--- begin MATERIAL FOR THIS TASK ---

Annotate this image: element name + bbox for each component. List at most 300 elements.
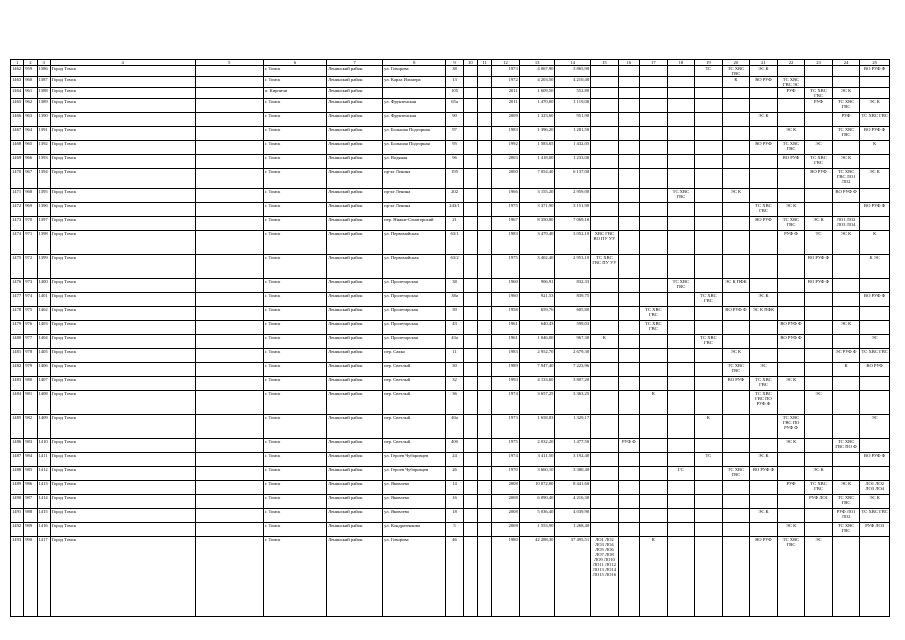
table-cell bbox=[640, 495, 668, 509]
table-cell: ЭС К bbox=[777, 127, 805, 141]
table-cell: Ленинский район bbox=[327, 363, 383, 377]
table-cell bbox=[667, 293, 695, 307]
table-cell: ул. Героев Чубаровцев bbox=[383, 467, 446, 481]
table-cell: 1 553,90 bbox=[519, 523, 555, 537]
table-cell: 1972 bbox=[492, 77, 520, 88]
table-cell: Город Томск bbox=[50, 255, 195, 279]
table-cell bbox=[695, 279, 723, 293]
table-cell bbox=[477, 88, 491, 99]
table-cell bbox=[195, 66, 263, 77]
table-cell bbox=[463, 321, 477, 335]
table-cell bbox=[618, 481, 639, 495]
table-cell: 966 bbox=[24, 155, 37, 169]
table-cell bbox=[832, 203, 860, 217]
table-cell: г. Томск bbox=[263, 321, 326, 335]
header-cell: 9 bbox=[446, 60, 463, 66]
table-cell bbox=[618, 509, 639, 523]
table-cell bbox=[618, 495, 639, 509]
table-cell bbox=[477, 453, 491, 467]
table-cell: 6 137,00 bbox=[555, 169, 591, 189]
table-cell bbox=[195, 363, 263, 377]
header-cell: 23 bbox=[805, 60, 833, 66]
table-cell: Ленинский район bbox=[327, 349, 383, 363]
table-cell: 4 039,90 bbox=[555, 509, 591, 523]
table-cell bbox=[722, 127, 750, 141]
table-cell: 1411 bbox=[37, 453, 50, 467]
table-cell bbox=[695, 77, 723, 88]
table-cell bbox=[477, 523, 491, 537]
table-cell: 3 155,20 bbox=[519, 189, 555, 203]
table-cell: 985 bbox=[24, 467, 37, 481]
table-cell: ЭС bbox=[750, 363, 778, 377]
table-cell bbox=[777, 293, 805, 307]
table-row bbox=[11, 523, 890, 537]
table-cell bbox=[722, 113, 750, 127]
table-cell: 1393 bbox=[37, 155, 50, 169]
table-cell bbox=[777, 453, 805, 467]
table-cell: ТС ХВС ГВС ЛО1 ЛО2 bbox=[832, 169, 860, 189]
table-row bbox=[11, 99, 890, 113]
table-cell: 1463 bbox=[11, 77, 24, 88]
table-cell bbox=[477, 321, 491, 335]
table-cell bbox=[667, 155, 695, 169]
table-cell bbox=[805, 77, 833, 88]
table-cell: 986 bbox=[24, 481, 37, 495]
table-cell: 984 bbox=[24, 453, 37, 467]
table-cell: 967 bbox=[24, 169, 37, 189]
table-cell bbox=[750, 255, 778, 279]
table-cell bbox=[477, 349, 491, 363]
table-cell bbox=[777, 99, 805, 113]
table-cell: Ленинский район bbox=[327, 495, 383, 509]
table-cell bbox=[805, 189, 833, 203]
table-cell: Город Томск bbox=[50, 189, 195, 203]
table-cell: 1392 bbox=[37, 141, 50, 155]
table-cell bbox=[463, 189, 477, 203]
table-cell: 1469 bbox=[11, 155, 24, 169]
table-cell: г. Томск bbox=[263, 203, 326, 217]
table-cell: Город Томск bbox=[50, 127, 195, 141]
table-cell: Ленинский район bbox=[327, 127, 383, 141]
table-cell bbox=[195, 113, 263, 127]
table-cell bbox=[463, 415, 477, 439]
table-cell: Ленинский район bbox=[327, 155, 383, 169]
table-cell: 2000 bbox=[492, 169, 520, 189]
table-cell bbox=[860, 217, 890, 231]
table-cell bbox=[195, 307, 263, 321]
table-cell: 24 bbox=[446, 453, 463, 467]
table-cell bbox=[618, 203, 639, 217]
table-cell bbox=[195, 77, 263, 88]
table-cell: 2009 bbox=[492, 113, 520, 127]
table-cell: Город Томск bbox=[50, 293, 195, 307]
table-row bbox=[11, 467, 890, 481]
header-cell: 24 bbox=[832, 60, 860, 66]
table-cell bbox=[832, 141, 860, 155]
table-cell bbox=[722, 391, 750, 415]
table-cell bbox=[640, 77, 668, 88]
table-cell bbox=[667, 321, 695, 335]
table-row bbox=[11, 77, 890, 88]
table-cell: ТС ХВС ГВС bbox=[860, 113, 890, 127]
table-cell bbox=[640, 217, 668, 231]
table-cell bbox=[722, 141, 750, 155]
table-cell: 988 bbox=[24, 509, 37, 523]
table-cell bbox=[750, 127, 778, 141]
table-cell: ул. Яковлева bbox=[383, 481, 446, 495]
table-cell: ТС ХВС ГВС ПО РУФ Ф bbox=[750, 391, 778, 415]
table-cell: ул. Говорова bbox=[383, 537, 446, 617]
table-cell: 2 953,10 bbox=[555, 255, 591, 279]
table-cell bbox=[667, 99, 695, 113]
table-cell bbox=[195, 279, 263, 293]
table-cell bbox=[618, 113, 639, 127]
table-cell: пер. Светлый bbox=[383, 391, 446, 415]
table-cell bbox=[463, 509, 477, 523]
header-cell: 1 bbox=[11, 60, 24, 66]
table-cell: 960 bbox=[24, 77, 37, 88]
table-cell bbox=[667, 169, 695, 189]
table-cell: 969 bbox=[24, 203, 37, 217]
table-cell: 1474 bbox=[11, 231, 24, 255]
table-cell bbox=[640, 523, 668, 537]
table-cell bbox=[777, 189, 805, 203]
table-cell bbox=[640, 439, 668, 453]
table-cell bbox=[750, 155, 778, 169]
table-row bbox=[11, 495, 890, 509]
table-row bbox=[11, 453, 890, 467]
table-cell: 975 bbox=[24, 307, 37, 321]
table-cell bbox=[618, 307, 639, 321]
table-cell: ТС ХВС ГВС bbox=[805, 481, 833, 495]
table-cell bbox=[695, 127, 723, 141]
table-cell bbox=[195, 321, 263, 335]
table-cell: ул. Фрунзенская bbox=[383, 99, 446, 113]
table-cell: 11 bbox=[446, 349, 463, 363]
table-cell bbox=[591, 391, 619, 415]
table-cell bbox=[477, 66, 491, 77]
table-cell: 1960 bbox=[492, 279, 520, 293]
table-cell: РУФ bbox=[777, 88, 805, 99]
table-cell: Ленинский район bbox=[327, 231, 383, 255]
table-cell: 1481 bbox=[11, 349, 24, 363]
table-cell: 1 329,17 bbox=[555, 415, 591, 439]
table-cell bbox=[195, 203, 263, 217]
table-cell: 1489 bbox=[11, 481, 24, 495]
table-cell bbox=[640, 141, 668, 155]
table-cell bbox=[477, 391, 491, 415]
table-cell: 1975 bbox=[492, 255, 520, 279]
table-cell bbox=[750, 99, 778, 113]
table-cell: Ленинский район bbox=[327, 415, 383, 439]
table-cell bbox=[640, 155, 668, 169]
table-cell: 983 bbox=[24, 439, 37, 453]
table-cell bbox=[722, 439, 750, 453]
table-cell bbox=[477, 155, 491, 169]
header-cell: 14 bbox=[555, 60, 591, 66]
header-cell: 21 bbox=[750, 60, 778, 66]
table-cell bbox=[591, 279, 619, 293]
table-cell: ул. Большая Подгорная bbox=[383, 127, 446, 141]
table-cell bbox=[463, 77, 477, 88]
table-cell bbox=[477, 467, 491, 481]
table-cell: 10 072,00 bbox=[519, 481, 555, 495]
table-cell bbox=[591, 77, 619, 88]
table-cell: 1462 bbox=[11, 66, 24, 77]
table-cell bbox=[832, 377, 860, 391]
table-cell bbox=[667, 439, 695, 453]
table-cell bbox=[722, 155, 750, 169]
table-cell bbox=[667, 509, 695, 523]
table-cell: 1386 bbox=[37, 66, 50, 77]
table-cell bbox=[750, 523, 778, 537]
table-cell bbox=[750, 415, 778, 439]
table-cell bbox=[667, 203, 695, 217]
table-cell bbox=[640, 293, 668, 307]
table-cell: 2 032,20 bbox=[519, 439, 555, 453]
table-cell: 980 bbox=[24, 377, 37, 391]
table-cell bbox=[695, 321, 723, 335]
table-cell bbox=[805, 453, 833, 467]
table-cell: ул. Яковлева bbox=[383, 509, 446, 523]
table-cell: ЭС К bbox=[860, 495, 890, 509]
table-cell bbox=[695, 113, 723, 127]
table-cell bbox=[695, 203, 723, 217]
table-cell: ул. Пролетарская bbox=[383, 279, 446, 293]
table-cell: К ЭС bbox=[860, 255, 890, 279]
table-cell: К bbox=[860, 231, 890, 255]
table-cell bbox=[477, 113, 491, 127]
table-cell bbox=[195, 88, 263, 99]
table-cell: ЭС К bbox=[777, 377, 805, 391]
table-cell: 2 952,70 bbox=[519, 349, 555, 363]
table-cell: ЭС К bbox=[750, 453, 778, 467]
table-cell: 605,80 bbox=[555, 307, 591, 321]
table-cell: г. Томск bbox=[263, 467, 326, 481]
table-cell: ВО РУФ Ф bbox=[860, 453, 890, 467]
table-cell: 1405 bbox=[37, 349, 50, 363]
table-cell bbox=[695, 141, 723, 155]
table-cell bbox=[832, 279, 860, 293]
table-cell bbox=[195, 391, 263, 415]
table-cell: 7 947,40 bbox=[519, 363, 555, 377]
table-cell: 1412 bbox=[37, 467, 50, 481]
table-cell bbox=[640, 415, 668, 439]
table-cell bbox=[195, 127, 263, 141]
table-row bbox=[11, 189, 890, 203]
table-cell bbox=[591, 189, 619, 203]
table-cell: г. Томск bbox=[263, 335, 326, 349]
table-cell: ЭС К bbox=[750, 113, 778, 127]
table-cell: Ленинский район bbox=[327, 335, 383, 349]
table-cell bbox=[667, 307, 695, 321]
header-cell: 15 bbox=[591, 60, 619, 66]
table-cell bbox=[195, 99, 263, 113]
table-cell bbox=[618, 217, 639, 231]
table-cell: 1983 bbox=[492, 349, 520, 363]
table-cell: ВО РУФ bbox=[805, 169, 833, 189]
table-cell: 1478 bbox=[11, 307, 24, 321]
table-cell: 32 bbox=[446, 377, 463, 391]
table-cell bbox=[695, 155, 723, 169]
header-cell: 3 bbox=[37, 60, 50, 66]
table-cell bbox=[640, 66, 668, 77]
table-cell: Ленинский район bbox=[327, 99, 383, 113]
table-cell: ТС ХВС ГВС bbox=[722, 363, 750, 377]
table-cell bbox=[860, 77, 890, 88]
table-cell bbox=[695, 377, 723, 391]
table-cell: 3 151,90 bbox=[555, 203, 591, 217]
table-cell: ХВС ГВС ВО ПУ УУ bbox=[591, 231, 619, 255]
table-cell bbox=[777, 363, 805, 377]
table-cell: 981 bbox=[24, 391, 37, 415]
table-cell bbox=[640, 363, 668, 377]
table-cell: г. Томск bbox=[263, 377, 326, 391]
table-cell bbox=[591, 88, 619, 99]
table-cell: 1493 bbox=[11, 537, 24, 617]
table-cell: ТС ХВС ГВС ПО РУФ Ф bbox=[777, 415, 805, 439]
table-cell bbox=[860, 467, 890, 481]
table-cell: г. Томск bbox=[263, 99, 326, 113]
table-cell: 839,75 bbox=[555, 293, 591, 307]
table-cell bbox=[750, 189, 778, 203]
table-cell: 1992 bbox=[492, 141, 520, 155]
table-cell bbox=[667, 231, 695, 255]
table-cell bbox=[805, 335, 833, 349]
table-cell: Город Томск bbox=[50, 141, 195, 155]
table-cell: К bbox=[640, 537, 668, 617]
table-cell: Город Томск bbox=[50, 509, 195, 523]
table-cell: ул. Яковлева bbox=[383, 495, 446, 509]
table-cell: 990 bbox=[24, 537, 37, 617]
table-cell: Ленинский район bbox=[327, 481, 383, 495]
table-cell bbox=[777, 391, 805, 415]
table-cell: 3 807,20 bbox=[555, 377, 591, 391]
table-cell: ТС ХВС ГВС bbox=[832, 523, 860, 537]
table-cell bbox=[722, 335, 750, 349]
table-cell: пер. Светлый bbox=[383, 439, 446, 453]
table-cell: ТС ХВС ГВС ПУ УУ bbox=[591, 255, 619, 279]
table-cell: 4 067,90 bbox=[519, 66, 555, 77]
table-cell: 1 046,00 bbox=[519, 335, 555, 349]
table-cell bbox=[477, 127, 491, 141]
table-cell: Ленинский район bbox=[327, 141, 383, 155]
table-cell: 1475 bbox=[11, 255, 24, 279]
table-cell: 1410 bbox=[37, 439, 50, 453]
table-cell: 2 679,30 bbox=[555, 349, 591, 363]
table-cell: К bbox=[832, 363, 860, 377]
table-cell: 974 bbox=[24, 293, 37, 307]
table-cell: г. Томск bbox=[263, 217, 326, 231]
table-cell: 1491 bbox=[11, 509, 24, 523]
table-cell: Ленинский район bbox=[327, 189, 383, 203]
table-cell bbox=[695, 537, 723, 617]
table-cell: ВО РУФ bbox=[750, 217, 778, 231]
table-cell: ул. Кондратенкова bbox=[383, 523, 446, 537]
table-cell: 1468 bbox=[11, 141, 24, 155]
table-cell bbox=[640, 509, 668, 523]
table-cell: 965 bbox=[24, 141, 37, 155]
table-cell bbox=[477, 415, 491, 439]
table-cell bbox=[618, 349, 639, 363]
table-cell: 18 bbox=[446, 509, 463, 523]
table-cell bbox=[195, 453, 263, 467]
table-cell bbox=[750, 231, 778, 255]
table-cell bbox=[667, 363, 695, 377]
table-cell: Город Томск bbox=[50, 415, 195, 439]
table-cell: 42 288,30 bbox=[519, 537, 555, 617]
table-cell bbox=[618, 255, 639, 279]
table-cell bbox=[477, 203, 491, 217]
table-cell bbox=[463, 349, 477, 363]
table-cell: Город Томск bbox=[50, 537, 195, 617]
table-cell: г. Томск bbox=[263, 169, 326, 189]
table-cell: ТС ХВС ГВС bbox=[832, 495, 860, 509]
table-cell: ЭС К bbox=[750, 509, 778, 523]
table-cell bbox=[383, 88, 446, 99]
table-cell bbox=[640, 349, 668, 363]
table-row bbox=[11, 88, 890, 99]
table-cell bbox=[722, 453, 750, 467]
table-cell: г. Томск bbox=[263, 231, 326, 255]
table-cell bbox=[832, 453, 860, 467]
table-cell: 1467 bbox=[11, 127, 24, 141]
table-cell: РУФ ЛО3 bbox=[860, 523, 890, 537]
table-cell bbox=[195, 255, 263, 279]
table-cell: 1 432,05 bbox=[555, 141, 591, 155]
header-cell: 20 bbox=[722, 60, 750, 66]
table-cell bbox=[750, 481, 778, 495]
header-cell: 17 bbox=[640, 60, 668, 66]
table-cell bbox=[618, 155, 639, 169]
table-cell: Город Томск bbox=[50, 279, 195, 293]
table-cell bbox=[195, 439, 263, 453]
table-cell: Ленинский район bbox=[327, 169, 383, 189]
table-cell bbox=[463, 453, 477, 467]
table-cell: 970 bbox=[24, 217, 37, 231]
table-cell: Город Томск bbox=[50, 523, 195, 537]
table-cell: Ленинский район bbox=[327, 113, 383, 127]
table-cell bbox=[195, 537, 263, 617]
table-cell: 1407 bbox=[37, 377, 50, 391]
table-cell bbox=[695, 217, 723, 231]
table-cell: 906,91 bbox=[519, 279, 555, 293]
table-cell: ВО РУФ bbox=[777, 155, 805, 169]
table-cell: ЭС К bbox=[832, 155, 860, 169]
table-cell bbox=[667, 113, 695, 127]
table-cell bbox=[591, 481, 619, 495]
table-cell bbox=[667, 77, 695, 88]
table-cell: 1483 bbox=[11, 377, 24, 391]
table-row bbox=[11, 293, 890, 307]
table-cell: 921,53 bbox=[519, 293, 555, 307]
table-cell bbox=[195, 415, 263, 439]
table-cell bbox=[463, 363, 477, 377]
table-cell bbox=[805, 203, 833, 217]
table-cell: ул. Героев Чубаровцев bbox=[383, 453, 446, 467]
table-cell: 832,33 bbox=[555, 279, 591, 293]
table-cell: 46 bbox=[446, 537, 463, 617]
table-cell: пер. Сакко bbox=[383, 349, 446, 363]
table-cell bbox=[477, 307, 491, 321]
table-cell bbox=[667, 453, 695, 467]
table-cell: 3 192,40 bbox=[555, 453, 591, 467]
table-cell: Ленинский район bbox=[327, 453, 383, 467]
table-cell: ЭС bbox=[860, 415, 890, 439]
table-cell bbox=[667, 523, 695, 537]
table-cell: 3 402,40 bbox=[519, 255, 555, 279]
table-cell: г. Томск bbox=[263, 453, 326, 467]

--- end MATERIAL FOR THIS TASK ---

◆ **INSTRUCTIONS TO FOLLOW**
Could you turn the lines above, from the line with "table-cell bbox=[640, 495, 668, 509]" up to and including the line with "table-cell: 1469 bbox=[11, 155, 24, 169]", into a numbered list with blank lines left out?

◆ **ANSWER FOR THIS EXERCISE**
1. table-cell bbox=[640, 495, 668, 509]
2. table-cell: ЭС К bbox=[777, 127, 805, 141]
3. table-cell: Ленинский район bbox=[327, 363, 383, 377]
4. table-cell bbox=[667, 293, 695, 307]
5. table-cell: ул. Героев Чубаровцев bbox=[383, 467, 446, 481]
6. table-cell: 1 553,90 bbox=[519, 523, 555, 537]
7. table-cell: 1972 bbox=[492, 77, 520, 88]
8. table-cell: Город Томск bbox=[50, 255, 195, 279]
9. table-cell bbox=[695, 279, 723, 293]
10. table-cell bbox=[477, 88, 491, 99]
11. table-cell bbox=[195, 66, 263, 77]
12. table-cell bbox=[463, 321, 477, 335]
13. table-cell bbox=[618, 481, 639, 495]
14. table-cell: 966 bbox=[24, 155, 37, 169]
15. table-cell bbox=[832, 203, 860, 217]
16. table-cell: г. Томск bbox=[263, 321, 326, 335]
17. header-cell: 9 bbox=[446, 60, 463, 66]
18. table-cell bbox=[618, 509, 639, 523]
19. table-cell bbox=[618, 495, 639, 509]
20. table-cell bbox=[477, 453, 491, 467]
21. table-cell: 6 137,00 bbox=[555, 169, 591, 189]
22. table-cell bbox=[195, 363, 263, 377]
23. header-cell: 23 bbox=[805, 60, 833, 66]
24. table-cell: Ленинский район bbox=[327, 349, 383, 363]
25. table-cell: 4 039,90 bbox=[555, 509, 591, 523]
26. table-cell bbox=[722, 127, 750, 141]
27. table-cell: 1411 bbox=[37, 453, 50, 467]
28. table-cell bbox=[695, 77, 723, 88]
29. table-cell bbox=[477, 523, 491, 537]
30. table-cell: 3 155,20 bbox=[519, 189, 555, 203]
31. table-cell: 985 bbox=[24, 467, 37, 481]
32. table-cell: ЭС bbox=[750, 363, 778, 377]
33. table-cell bbox=[777, 293, 805, 307]
34. table-row bbox=[11, 523, 890, 537]
35. table-cell bbox=[722, 113, 750, 127]
36. table-cell: 1393 bbox=[37, 155, 50, 169]
37. table-cell bbox=[777, 453, 805, 467]
38. table-cell: ТС ХВС ГВС ЛО1 ЛО2 bbox=[832, 169, 860, 189]
39. table-row bbox=[11, 99, 890, 113]
40. table-cell: 1463 bbox=[11, 77, 24, 88]
41. table-cell bbox=[477, 321, 491, 335]
42. table-cell bbox=[667, 155, 695, 169]
43. table-cell bbox=[805, 77, 833, 88]
44. table-cell: 986 bbox=[24, 481, 37, 495]
45. table-cell: 984 bbox=[24, 453, 37, 467]
46. table-cell: 967 bbox=[24, 169, 37, 189]
47. table-cell bbox=[750, 255, 778, 279]
48. table-cell bbox=[477, 349, 491, 363]
49. table-cell bbox=[777, 99, 805, 113]
50. table-cell: Ленинский район bbox=[327, 495, 383, 509]
51. table-cell bbox=[805, 189, 833, 203]
52. table-cell: Город Томск bbox=[50, 189, 195, 203]
53. table-cell: 1392 bbox=[37, 141, 50, 155]
54. table-cell bbox=[463, 189, 477, 203]
55. table-cell: 1469 bbox=[11, 155, 24, 169]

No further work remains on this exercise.